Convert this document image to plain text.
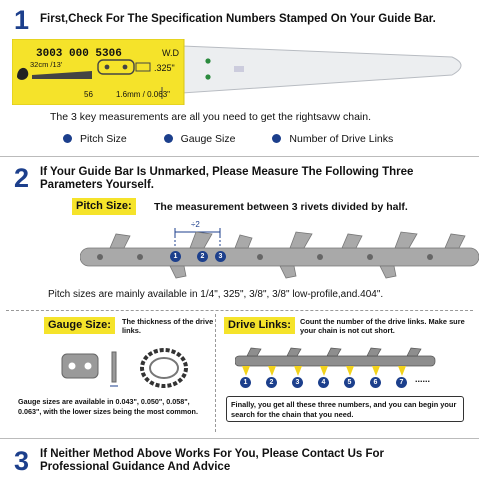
1 First,Check For The Specification Numbers Stamped On Your Guide Bar.
3003 000 5306	W.D
32cm /13'	.325"
56	1.6mm / 0.063"
The 3 key measurements are all you need to get the rightsavw chain.
Pitch Size	Gauge Size	Number of Drive Links
2 If Your Guide Bar Is Unmarked, Please Measure The Following Three Parameters Yourself.
Pitch Size:	The measurement between 3 rivets divided by half.
÷2
1	2	3
Pitch sizes are mainly available in 1/4", 325", 3/8", 3/8" low-profile,and.404".
Gauge Size:	The thickness of the drive links.
Gauge sizes are available in 0.043", 0.050", 0.058", 0.063", with the lower sizes being the most common.
Drive Links:	Count the number of the drive links. Make sure your chain is not cut short.
1	2	3	4	5	6	7	......
Finally, you get all these three numbers, and you can begin your search for the chain that you need.
3 If Neither Method Above Works For You, Please Contact Us For Professional Guidance And Advice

• [Written problem]
Give every record again exactly, apart from the pictures, which stay out.

• [Response to this exercise]
Convert this document image to plain text.
1 First,Check For The Specification Numbers Stamped On Your Guide Bar.
3003 000 5306	W.D
32cm /13'	.325"
56	1.6mm / 0.063"
The 3 key measurements are all you need to get the rightsavw chain.
Pitch Size	Gauge Size	Number of Drive Links
2 If Your Guide Bar Is Unmarked, Please Measure The Following Three Parameters Yourself.
Pitch Size:	The measurement between 3 rivets divided by half.
÷2
1	2	3
Pitch sizes are mainly available in 1/4", 325", 3/8", 3/8" low-profile,and.404".
Gauge Size:	The thickness of the drive links.
Gauge sizes are available in 0.043", 0.050", 0.058", 0.063", with the lower sizes being the most common.
Drive Links:	Count the number of the drive links. Make sure your chain is not cut short.
1	2	3	4	5	6	7	......
Finally, you get all these three numbers, and you can begin your search for the chain that you need.
3 If Neither Method Above Works For You, Please Contact Us For Professional Guidance And Advice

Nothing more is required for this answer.